start
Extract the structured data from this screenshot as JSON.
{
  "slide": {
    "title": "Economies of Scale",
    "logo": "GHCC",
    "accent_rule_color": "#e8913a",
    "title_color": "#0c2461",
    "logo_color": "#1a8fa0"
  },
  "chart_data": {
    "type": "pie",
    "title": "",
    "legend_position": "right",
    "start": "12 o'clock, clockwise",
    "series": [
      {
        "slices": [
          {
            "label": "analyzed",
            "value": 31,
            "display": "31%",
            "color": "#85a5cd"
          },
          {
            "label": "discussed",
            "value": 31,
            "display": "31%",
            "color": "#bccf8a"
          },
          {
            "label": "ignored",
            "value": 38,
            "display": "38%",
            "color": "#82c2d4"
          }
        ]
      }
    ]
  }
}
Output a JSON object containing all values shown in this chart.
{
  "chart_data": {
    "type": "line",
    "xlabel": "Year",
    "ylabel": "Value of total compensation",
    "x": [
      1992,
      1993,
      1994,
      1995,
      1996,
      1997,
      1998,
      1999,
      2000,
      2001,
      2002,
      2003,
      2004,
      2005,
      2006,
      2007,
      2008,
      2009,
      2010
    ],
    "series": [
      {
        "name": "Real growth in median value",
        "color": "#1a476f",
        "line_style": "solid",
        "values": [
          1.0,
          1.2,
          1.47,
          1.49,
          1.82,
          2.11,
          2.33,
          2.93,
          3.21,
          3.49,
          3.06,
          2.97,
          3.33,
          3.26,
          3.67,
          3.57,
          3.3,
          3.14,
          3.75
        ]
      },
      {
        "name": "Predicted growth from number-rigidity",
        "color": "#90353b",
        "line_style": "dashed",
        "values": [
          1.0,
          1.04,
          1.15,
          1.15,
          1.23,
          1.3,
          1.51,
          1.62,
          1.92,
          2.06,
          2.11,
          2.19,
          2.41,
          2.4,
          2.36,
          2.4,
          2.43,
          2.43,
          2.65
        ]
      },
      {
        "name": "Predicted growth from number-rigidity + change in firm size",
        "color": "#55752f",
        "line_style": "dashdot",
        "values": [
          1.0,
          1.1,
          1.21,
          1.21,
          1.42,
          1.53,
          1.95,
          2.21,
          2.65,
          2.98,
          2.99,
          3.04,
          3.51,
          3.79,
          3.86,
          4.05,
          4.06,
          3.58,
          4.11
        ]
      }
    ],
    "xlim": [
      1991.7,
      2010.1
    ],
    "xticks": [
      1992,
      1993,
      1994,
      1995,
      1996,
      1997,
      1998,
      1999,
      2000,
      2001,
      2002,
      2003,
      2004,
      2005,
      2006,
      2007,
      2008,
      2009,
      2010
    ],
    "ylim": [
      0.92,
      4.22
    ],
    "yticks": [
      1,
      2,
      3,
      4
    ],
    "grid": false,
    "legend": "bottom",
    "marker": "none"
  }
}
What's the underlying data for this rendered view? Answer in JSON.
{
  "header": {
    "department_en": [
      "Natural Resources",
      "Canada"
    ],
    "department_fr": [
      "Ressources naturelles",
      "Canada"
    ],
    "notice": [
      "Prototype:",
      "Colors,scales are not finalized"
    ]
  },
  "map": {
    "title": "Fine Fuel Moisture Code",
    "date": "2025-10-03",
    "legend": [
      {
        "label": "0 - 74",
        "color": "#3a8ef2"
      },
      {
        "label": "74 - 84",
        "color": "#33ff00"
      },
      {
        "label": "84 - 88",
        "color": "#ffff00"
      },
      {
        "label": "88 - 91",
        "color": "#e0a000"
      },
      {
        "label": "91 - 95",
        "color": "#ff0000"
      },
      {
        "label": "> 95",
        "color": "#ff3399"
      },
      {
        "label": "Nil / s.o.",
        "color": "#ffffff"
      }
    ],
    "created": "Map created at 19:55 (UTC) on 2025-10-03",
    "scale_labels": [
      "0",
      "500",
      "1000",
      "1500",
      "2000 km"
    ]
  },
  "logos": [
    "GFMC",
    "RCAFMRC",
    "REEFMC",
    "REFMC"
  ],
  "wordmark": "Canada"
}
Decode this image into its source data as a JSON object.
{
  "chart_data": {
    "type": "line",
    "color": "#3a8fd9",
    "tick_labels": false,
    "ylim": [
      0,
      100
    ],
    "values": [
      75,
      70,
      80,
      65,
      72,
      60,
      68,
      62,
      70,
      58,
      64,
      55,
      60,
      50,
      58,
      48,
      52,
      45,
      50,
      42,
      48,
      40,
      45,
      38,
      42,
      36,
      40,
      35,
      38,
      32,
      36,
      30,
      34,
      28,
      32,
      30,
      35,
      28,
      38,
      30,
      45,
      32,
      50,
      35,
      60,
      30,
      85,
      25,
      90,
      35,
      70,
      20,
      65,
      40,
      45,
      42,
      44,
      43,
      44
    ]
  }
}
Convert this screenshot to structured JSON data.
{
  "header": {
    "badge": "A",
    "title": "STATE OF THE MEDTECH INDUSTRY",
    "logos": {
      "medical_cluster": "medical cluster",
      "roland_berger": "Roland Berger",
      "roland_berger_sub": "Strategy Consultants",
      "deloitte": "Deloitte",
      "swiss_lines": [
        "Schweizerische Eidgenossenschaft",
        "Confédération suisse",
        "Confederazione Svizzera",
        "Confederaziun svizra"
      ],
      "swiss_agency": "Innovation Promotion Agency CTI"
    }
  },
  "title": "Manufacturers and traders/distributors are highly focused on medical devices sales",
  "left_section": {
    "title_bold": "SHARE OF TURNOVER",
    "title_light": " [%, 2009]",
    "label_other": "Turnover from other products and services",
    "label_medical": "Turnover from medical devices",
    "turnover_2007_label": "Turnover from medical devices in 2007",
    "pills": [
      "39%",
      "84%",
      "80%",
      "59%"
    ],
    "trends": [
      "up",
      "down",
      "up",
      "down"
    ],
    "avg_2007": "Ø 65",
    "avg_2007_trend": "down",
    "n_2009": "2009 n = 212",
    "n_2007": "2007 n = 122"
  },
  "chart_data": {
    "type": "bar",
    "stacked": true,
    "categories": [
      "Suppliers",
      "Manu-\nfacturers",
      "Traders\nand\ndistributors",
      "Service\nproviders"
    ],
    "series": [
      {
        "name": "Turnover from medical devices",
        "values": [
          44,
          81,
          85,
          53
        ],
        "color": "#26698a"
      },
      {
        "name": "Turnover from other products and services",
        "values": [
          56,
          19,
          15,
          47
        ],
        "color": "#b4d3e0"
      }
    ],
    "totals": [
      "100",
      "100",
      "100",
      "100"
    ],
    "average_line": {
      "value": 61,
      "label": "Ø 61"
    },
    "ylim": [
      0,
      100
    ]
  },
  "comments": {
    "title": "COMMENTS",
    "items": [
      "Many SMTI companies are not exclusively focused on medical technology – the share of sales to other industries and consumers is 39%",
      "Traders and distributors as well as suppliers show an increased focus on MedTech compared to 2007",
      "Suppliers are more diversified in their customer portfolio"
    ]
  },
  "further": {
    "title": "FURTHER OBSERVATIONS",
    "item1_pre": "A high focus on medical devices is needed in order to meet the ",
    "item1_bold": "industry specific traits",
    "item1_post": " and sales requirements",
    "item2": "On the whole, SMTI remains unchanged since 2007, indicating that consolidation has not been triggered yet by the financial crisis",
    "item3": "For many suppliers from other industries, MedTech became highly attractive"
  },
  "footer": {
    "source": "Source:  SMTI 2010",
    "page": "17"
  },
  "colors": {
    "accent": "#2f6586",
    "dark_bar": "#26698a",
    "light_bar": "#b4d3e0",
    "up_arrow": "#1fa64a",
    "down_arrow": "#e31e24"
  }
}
end
Locate the word "industries" in the entries, and copy every line where it is found.

■ **Problem solution**
      "Many SMTI companies are not exclusively focused on medical technology – the share of sales to other industries and consumers is 39%",
    "item3": "For many suppliers from other industries, MedTech became highly attractive"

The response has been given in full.